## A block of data
BEGIN
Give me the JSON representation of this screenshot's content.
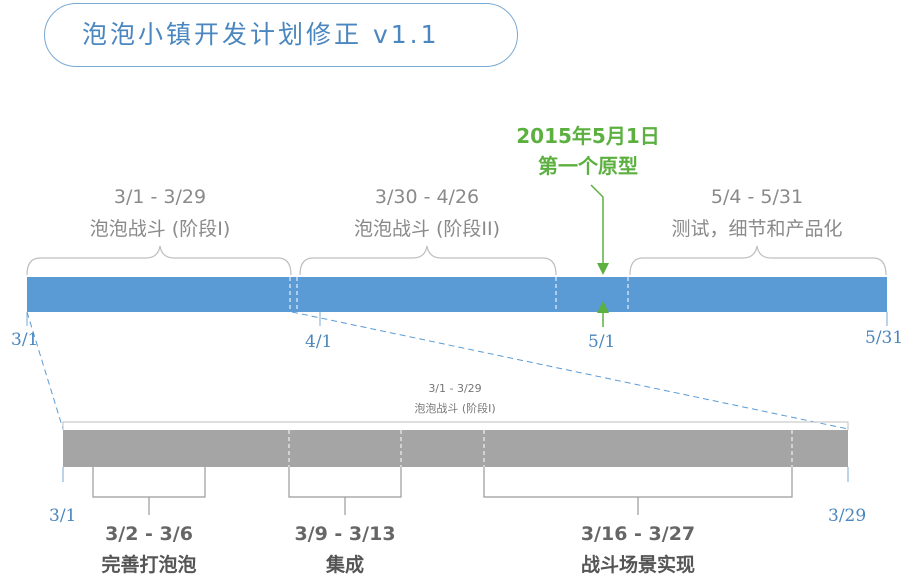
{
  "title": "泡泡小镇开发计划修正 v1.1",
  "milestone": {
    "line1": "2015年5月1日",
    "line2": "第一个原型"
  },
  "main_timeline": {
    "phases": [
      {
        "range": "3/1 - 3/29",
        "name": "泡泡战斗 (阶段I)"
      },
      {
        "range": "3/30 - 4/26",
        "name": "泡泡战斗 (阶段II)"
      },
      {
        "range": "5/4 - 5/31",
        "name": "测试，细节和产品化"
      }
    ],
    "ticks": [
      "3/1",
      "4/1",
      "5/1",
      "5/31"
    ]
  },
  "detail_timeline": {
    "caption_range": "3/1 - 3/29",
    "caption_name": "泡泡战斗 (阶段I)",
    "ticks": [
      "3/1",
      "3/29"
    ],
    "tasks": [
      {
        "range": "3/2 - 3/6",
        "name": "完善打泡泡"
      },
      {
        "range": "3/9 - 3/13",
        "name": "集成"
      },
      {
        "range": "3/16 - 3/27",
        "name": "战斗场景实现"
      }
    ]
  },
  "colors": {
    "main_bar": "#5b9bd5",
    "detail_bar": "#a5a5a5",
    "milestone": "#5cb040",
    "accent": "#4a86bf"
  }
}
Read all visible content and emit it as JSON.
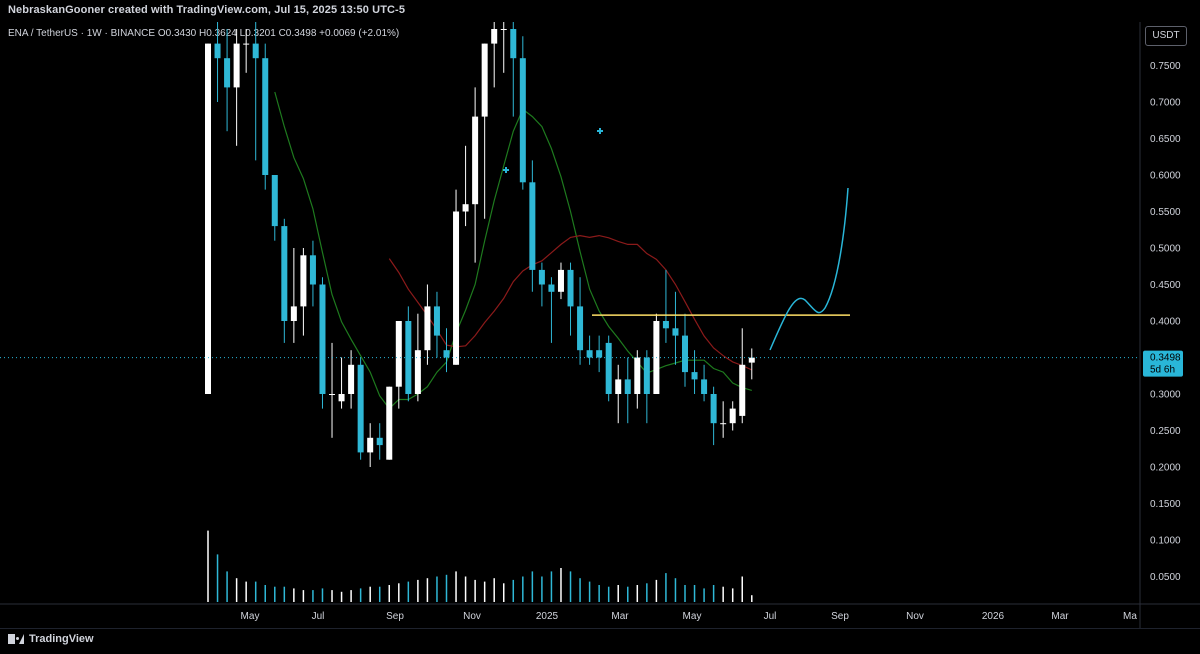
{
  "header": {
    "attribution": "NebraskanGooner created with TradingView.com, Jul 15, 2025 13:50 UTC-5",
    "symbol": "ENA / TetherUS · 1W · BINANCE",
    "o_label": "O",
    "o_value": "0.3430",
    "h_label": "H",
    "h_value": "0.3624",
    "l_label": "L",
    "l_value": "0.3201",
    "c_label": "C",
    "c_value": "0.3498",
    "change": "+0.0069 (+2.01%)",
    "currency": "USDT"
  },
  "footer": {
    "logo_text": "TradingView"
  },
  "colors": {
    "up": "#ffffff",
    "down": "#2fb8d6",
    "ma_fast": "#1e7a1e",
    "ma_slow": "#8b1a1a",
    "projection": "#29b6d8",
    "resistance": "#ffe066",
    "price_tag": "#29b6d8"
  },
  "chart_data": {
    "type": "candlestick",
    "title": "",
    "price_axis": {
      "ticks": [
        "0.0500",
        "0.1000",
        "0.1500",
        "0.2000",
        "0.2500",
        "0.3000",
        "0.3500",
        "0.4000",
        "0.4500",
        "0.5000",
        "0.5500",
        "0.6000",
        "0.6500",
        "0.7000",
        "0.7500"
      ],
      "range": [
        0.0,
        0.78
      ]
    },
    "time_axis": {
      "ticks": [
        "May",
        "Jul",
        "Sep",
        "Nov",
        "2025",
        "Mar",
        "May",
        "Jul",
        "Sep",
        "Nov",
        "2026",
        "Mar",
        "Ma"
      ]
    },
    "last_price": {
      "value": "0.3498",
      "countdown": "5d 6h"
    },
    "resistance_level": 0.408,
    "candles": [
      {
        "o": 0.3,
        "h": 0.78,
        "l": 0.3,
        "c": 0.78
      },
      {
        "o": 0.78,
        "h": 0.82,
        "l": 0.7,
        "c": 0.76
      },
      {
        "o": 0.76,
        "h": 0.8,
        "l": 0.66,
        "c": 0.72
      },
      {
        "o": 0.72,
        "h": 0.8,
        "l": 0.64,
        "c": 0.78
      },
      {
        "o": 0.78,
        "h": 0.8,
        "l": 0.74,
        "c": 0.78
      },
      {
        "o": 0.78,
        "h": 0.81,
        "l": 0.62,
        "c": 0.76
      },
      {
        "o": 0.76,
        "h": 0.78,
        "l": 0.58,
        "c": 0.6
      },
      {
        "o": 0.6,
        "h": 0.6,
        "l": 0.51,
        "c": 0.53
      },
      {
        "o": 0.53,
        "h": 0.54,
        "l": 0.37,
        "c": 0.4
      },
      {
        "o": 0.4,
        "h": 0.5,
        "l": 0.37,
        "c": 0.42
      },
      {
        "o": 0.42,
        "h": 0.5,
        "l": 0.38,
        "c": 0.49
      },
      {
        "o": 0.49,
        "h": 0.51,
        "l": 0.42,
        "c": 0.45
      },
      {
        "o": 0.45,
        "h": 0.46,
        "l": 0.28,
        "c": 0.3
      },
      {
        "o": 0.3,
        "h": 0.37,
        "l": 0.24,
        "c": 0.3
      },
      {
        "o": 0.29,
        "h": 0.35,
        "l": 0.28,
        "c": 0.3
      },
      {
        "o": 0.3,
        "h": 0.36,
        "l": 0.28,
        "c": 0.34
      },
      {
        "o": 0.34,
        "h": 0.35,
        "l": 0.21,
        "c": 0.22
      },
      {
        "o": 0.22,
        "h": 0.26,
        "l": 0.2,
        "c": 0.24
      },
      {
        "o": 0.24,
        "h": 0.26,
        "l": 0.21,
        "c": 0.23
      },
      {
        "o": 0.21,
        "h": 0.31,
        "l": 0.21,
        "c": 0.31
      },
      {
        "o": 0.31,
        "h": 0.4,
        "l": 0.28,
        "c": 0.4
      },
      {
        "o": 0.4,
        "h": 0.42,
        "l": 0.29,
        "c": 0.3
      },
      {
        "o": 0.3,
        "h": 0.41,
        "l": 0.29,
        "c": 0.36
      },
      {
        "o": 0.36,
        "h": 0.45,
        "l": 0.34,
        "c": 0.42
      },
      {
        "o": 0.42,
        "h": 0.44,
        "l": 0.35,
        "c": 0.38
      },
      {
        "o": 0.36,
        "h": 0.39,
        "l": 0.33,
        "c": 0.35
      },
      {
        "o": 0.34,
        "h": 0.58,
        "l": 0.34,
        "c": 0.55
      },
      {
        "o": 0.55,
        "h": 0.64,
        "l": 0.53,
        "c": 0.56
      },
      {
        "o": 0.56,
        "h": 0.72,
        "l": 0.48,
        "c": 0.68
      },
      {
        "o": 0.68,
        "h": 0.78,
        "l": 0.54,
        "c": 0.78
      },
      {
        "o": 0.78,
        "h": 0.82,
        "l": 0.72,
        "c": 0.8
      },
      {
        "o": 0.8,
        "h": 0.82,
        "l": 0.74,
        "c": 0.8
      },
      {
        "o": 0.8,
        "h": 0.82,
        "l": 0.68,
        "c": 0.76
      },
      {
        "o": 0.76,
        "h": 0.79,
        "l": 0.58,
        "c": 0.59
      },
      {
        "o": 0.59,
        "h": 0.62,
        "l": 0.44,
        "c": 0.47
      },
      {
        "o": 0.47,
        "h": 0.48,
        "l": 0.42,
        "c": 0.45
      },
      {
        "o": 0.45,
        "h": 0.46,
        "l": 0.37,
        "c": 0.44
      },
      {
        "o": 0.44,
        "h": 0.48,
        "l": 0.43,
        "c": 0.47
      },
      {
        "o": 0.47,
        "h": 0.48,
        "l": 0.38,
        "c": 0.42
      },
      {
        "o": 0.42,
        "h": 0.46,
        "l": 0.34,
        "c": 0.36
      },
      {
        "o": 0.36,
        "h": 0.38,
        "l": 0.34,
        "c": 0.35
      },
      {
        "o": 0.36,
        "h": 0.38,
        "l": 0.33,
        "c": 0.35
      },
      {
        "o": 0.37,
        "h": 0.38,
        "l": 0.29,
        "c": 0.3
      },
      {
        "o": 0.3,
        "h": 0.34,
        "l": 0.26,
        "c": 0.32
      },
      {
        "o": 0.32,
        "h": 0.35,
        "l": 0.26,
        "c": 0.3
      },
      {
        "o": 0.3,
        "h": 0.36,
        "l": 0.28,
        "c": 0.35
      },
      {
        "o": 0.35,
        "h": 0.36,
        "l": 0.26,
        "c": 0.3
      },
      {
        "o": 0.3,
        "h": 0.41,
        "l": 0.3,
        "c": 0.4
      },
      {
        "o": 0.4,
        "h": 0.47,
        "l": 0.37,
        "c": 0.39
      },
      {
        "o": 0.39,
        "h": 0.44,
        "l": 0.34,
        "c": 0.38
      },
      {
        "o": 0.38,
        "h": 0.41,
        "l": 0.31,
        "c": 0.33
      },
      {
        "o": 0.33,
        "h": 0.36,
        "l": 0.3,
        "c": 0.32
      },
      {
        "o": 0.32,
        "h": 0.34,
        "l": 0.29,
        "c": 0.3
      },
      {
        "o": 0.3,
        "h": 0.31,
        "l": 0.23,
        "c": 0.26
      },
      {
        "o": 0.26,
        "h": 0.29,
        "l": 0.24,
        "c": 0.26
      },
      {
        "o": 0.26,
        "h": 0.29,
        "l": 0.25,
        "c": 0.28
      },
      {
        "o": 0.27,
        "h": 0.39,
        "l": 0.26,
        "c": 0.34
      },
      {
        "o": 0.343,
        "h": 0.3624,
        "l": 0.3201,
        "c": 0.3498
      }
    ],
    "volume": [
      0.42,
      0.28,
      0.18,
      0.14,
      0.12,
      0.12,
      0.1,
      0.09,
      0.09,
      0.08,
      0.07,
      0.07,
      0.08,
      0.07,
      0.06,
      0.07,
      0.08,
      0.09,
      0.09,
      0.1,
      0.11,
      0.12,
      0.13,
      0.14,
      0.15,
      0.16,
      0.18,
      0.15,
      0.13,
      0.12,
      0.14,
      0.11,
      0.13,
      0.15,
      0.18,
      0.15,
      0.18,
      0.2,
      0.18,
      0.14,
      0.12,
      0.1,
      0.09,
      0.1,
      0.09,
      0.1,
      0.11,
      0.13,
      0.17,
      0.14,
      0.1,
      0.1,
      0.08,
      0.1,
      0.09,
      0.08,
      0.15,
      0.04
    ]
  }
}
END
## Problem to work on
Among the lines above, determine how many hold the word "content"; report the figure alone.

## Solved exercise
2